▶

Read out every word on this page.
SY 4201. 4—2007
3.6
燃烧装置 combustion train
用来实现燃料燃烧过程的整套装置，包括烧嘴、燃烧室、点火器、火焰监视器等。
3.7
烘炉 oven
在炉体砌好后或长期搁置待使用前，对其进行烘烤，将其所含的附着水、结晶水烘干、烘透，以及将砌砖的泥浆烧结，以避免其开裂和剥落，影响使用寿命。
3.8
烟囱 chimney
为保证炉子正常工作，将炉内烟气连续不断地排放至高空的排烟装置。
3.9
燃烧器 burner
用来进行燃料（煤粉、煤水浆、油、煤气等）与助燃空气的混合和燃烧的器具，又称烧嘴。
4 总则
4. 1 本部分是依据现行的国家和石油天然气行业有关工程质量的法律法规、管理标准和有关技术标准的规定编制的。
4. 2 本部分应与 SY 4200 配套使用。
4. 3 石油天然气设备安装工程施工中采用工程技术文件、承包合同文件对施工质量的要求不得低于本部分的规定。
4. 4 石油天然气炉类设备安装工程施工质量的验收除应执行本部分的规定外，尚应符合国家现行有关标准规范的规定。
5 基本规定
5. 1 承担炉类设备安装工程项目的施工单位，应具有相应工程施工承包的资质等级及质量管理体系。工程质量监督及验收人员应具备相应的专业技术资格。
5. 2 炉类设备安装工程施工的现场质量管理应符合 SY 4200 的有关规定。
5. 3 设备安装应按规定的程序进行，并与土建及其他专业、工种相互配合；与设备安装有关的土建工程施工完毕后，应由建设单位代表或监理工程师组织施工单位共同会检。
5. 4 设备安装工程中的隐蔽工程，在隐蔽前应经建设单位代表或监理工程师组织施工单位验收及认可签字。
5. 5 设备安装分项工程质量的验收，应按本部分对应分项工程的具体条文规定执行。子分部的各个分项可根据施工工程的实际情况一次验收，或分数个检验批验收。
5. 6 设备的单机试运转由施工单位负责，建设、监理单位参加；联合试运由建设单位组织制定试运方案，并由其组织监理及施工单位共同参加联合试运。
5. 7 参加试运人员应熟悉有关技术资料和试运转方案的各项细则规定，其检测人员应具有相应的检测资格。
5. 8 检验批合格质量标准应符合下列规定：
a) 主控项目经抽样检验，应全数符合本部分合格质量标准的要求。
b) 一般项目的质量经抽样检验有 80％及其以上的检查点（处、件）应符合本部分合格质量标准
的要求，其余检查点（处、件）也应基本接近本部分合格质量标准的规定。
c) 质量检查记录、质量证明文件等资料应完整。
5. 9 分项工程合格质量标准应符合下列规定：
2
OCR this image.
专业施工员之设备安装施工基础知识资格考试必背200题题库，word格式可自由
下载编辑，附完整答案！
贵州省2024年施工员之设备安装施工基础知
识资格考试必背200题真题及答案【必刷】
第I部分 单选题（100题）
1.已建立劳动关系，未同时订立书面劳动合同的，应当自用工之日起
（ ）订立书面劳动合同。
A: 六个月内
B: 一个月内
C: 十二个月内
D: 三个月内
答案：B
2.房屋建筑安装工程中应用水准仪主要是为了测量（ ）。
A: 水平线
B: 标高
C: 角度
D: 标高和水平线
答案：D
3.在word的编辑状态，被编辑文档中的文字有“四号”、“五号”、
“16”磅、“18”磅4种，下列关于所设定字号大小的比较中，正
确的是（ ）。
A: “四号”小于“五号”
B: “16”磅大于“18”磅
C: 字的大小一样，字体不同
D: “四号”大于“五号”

◀

Stated goal: Extract exactly the lines between the line containing "OCR this image." and the end of the data, including both.

Exercise solution:
OCR this image.
专业施工员之设备安装施工基础知识资格考试必背200题题库，word格式可自由
下载编辑，附完整答案！
贵州省2024年施工员之设备安装施工基础知
识资格考试必背200题真题及答案【必刷】
第I部分 单选题（100题）
1.已建立劳动关系，未同时订立书面劳动合同的，应当自用工之日起
（ ）订立书面劳动合同。
A: 六个月内
B: 一个月内
C: 十二个月内
D: 三个月内
答案：B
2.房屋建筑安装工程中应用水准仪主要是为了测量（ ）。
A: 水平线
B: 标高
C: 角度
D: 标高和水平线
答案：D
3.在word的编辑状态，被编辑文档中的文字有“四号”、“五号”、
“16”磅、“18”磅4种，下列关于所设定字号大小的比较中，正
确的是（ ）。
A: “四号”小于“五号”
B: “16”磅大于“18”磅
C: 字的大小一样，字体不同
D: “四号”大于“五号”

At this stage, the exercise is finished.